In the passage on RTTI and game components, which components must an entity have for the example movement system to operate on it?

▶ [Passage for review]:

===

RTTI is never straight forward without knowing why you want to use it. It seems to be bad style to utilize it just for accessing a component because the work done in behind the scenes is more intensive than the result can be useful. Think of a AAA game of millions of components that live in the game, if you need to query the component-ID every for even thousands of them every frame, you'll get what Unity makes slow these days, massive framedrops caused by lookups.

AAA games and even Unity itself don't query a component's inheritance chain, instead they add generated ID tables to every component to speed lookups up or limit the amount of components that much that you can have a single 16/32 or 64 bit value to represent an entity's components via an on/off switch. Why? Just because memory efficiency on the CPU.

You don't want to query each component on it's own and process it, you want a system o operate an a set of components who's entities match a given pattern. For example a movement system operates on entites that have the transform and animation component attached, in a single for loop.

===

▶ [Dataset excerpts]:
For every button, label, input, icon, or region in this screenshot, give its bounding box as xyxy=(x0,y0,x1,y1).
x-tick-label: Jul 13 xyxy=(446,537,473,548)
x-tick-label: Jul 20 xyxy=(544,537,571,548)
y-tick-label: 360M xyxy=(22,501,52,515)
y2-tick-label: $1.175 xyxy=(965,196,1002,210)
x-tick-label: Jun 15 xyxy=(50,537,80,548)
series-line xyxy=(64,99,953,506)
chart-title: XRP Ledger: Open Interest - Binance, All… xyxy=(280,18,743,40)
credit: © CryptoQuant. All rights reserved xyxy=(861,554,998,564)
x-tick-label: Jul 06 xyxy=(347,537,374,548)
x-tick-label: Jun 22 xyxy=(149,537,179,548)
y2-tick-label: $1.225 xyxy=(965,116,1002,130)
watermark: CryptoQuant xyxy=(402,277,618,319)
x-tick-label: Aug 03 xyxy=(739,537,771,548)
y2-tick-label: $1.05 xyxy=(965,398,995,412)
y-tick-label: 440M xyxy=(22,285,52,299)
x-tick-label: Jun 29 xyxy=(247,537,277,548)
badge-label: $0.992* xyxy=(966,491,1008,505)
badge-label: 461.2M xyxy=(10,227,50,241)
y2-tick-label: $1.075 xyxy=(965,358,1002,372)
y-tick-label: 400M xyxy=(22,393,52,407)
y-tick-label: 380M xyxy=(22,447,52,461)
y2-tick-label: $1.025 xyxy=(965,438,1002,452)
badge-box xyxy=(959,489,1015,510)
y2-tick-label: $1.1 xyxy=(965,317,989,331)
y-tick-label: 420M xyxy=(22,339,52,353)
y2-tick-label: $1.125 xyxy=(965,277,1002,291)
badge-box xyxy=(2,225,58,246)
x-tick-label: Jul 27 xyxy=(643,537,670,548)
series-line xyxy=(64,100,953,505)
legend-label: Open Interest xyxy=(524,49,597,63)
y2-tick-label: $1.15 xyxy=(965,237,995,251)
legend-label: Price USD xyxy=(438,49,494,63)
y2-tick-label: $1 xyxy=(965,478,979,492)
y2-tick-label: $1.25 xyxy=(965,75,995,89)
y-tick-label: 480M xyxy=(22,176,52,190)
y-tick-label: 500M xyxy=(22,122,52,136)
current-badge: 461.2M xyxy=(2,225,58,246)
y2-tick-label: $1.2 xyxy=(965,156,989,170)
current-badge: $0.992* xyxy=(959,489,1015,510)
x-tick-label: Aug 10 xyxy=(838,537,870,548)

===

▶ [Answer space]:
The transform and animation components.